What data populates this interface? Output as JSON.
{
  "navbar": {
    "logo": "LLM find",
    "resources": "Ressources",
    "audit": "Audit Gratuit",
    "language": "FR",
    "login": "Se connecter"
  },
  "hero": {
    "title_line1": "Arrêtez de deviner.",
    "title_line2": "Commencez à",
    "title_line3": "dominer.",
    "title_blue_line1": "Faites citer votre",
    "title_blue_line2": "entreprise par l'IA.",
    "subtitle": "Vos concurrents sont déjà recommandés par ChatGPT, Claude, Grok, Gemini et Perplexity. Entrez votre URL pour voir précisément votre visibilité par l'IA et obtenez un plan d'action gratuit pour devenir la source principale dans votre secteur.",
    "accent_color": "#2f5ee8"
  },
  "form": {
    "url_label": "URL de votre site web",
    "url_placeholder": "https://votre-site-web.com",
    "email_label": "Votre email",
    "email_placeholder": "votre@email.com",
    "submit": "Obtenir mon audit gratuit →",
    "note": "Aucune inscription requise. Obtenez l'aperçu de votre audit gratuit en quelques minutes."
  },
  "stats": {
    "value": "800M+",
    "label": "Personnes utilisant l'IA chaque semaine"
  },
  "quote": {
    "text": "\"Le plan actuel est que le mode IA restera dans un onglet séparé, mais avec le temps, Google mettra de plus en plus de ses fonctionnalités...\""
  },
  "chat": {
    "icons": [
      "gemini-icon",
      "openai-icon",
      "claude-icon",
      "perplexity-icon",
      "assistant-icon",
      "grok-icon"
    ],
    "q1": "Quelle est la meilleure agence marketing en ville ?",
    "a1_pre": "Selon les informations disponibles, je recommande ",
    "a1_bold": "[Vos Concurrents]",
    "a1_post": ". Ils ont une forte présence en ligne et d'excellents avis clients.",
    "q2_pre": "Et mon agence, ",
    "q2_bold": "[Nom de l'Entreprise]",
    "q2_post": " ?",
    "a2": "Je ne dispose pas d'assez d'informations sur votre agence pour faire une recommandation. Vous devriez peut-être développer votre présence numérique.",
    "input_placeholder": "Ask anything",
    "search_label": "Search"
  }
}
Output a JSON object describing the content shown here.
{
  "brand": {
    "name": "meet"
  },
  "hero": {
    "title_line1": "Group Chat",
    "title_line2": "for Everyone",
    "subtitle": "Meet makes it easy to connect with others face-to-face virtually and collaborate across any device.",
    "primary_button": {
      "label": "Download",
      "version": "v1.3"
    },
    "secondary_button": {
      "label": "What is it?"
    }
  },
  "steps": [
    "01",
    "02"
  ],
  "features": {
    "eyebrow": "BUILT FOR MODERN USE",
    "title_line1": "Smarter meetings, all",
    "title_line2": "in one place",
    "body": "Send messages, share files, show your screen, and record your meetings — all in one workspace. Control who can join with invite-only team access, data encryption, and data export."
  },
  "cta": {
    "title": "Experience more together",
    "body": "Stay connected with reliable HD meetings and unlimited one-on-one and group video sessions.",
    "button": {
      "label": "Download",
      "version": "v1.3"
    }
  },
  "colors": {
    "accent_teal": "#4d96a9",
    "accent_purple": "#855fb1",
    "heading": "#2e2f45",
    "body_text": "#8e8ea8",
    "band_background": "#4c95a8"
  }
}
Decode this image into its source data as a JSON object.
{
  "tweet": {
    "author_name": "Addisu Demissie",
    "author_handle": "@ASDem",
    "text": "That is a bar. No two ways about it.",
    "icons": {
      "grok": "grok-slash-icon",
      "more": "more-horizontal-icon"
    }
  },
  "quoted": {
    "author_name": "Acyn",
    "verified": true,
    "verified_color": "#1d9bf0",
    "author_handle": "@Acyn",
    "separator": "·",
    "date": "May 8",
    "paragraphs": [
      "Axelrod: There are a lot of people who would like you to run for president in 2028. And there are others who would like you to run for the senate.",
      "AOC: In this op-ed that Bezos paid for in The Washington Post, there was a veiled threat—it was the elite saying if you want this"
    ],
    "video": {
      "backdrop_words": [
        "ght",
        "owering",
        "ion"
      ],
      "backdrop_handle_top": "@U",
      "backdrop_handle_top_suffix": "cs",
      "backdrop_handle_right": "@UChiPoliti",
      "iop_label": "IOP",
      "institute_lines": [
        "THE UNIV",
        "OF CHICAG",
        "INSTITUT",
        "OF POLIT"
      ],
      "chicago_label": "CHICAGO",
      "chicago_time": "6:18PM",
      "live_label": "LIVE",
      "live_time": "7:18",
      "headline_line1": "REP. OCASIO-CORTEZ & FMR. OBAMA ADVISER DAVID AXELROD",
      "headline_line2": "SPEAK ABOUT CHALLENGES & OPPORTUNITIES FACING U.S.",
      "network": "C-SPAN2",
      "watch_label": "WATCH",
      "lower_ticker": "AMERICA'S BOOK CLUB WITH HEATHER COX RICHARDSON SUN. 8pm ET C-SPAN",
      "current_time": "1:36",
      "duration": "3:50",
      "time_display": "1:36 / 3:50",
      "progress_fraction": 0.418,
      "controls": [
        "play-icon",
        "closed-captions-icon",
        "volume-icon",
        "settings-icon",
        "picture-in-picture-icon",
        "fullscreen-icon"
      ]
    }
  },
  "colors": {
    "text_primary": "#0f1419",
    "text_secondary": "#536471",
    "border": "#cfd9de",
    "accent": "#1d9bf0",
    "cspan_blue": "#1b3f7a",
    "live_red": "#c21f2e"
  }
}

------------------------

Copy each line of the listing in which the word "Output" can be found.

What data populates this interface? Output as JSON.
Output a JSON object describing the content shown here.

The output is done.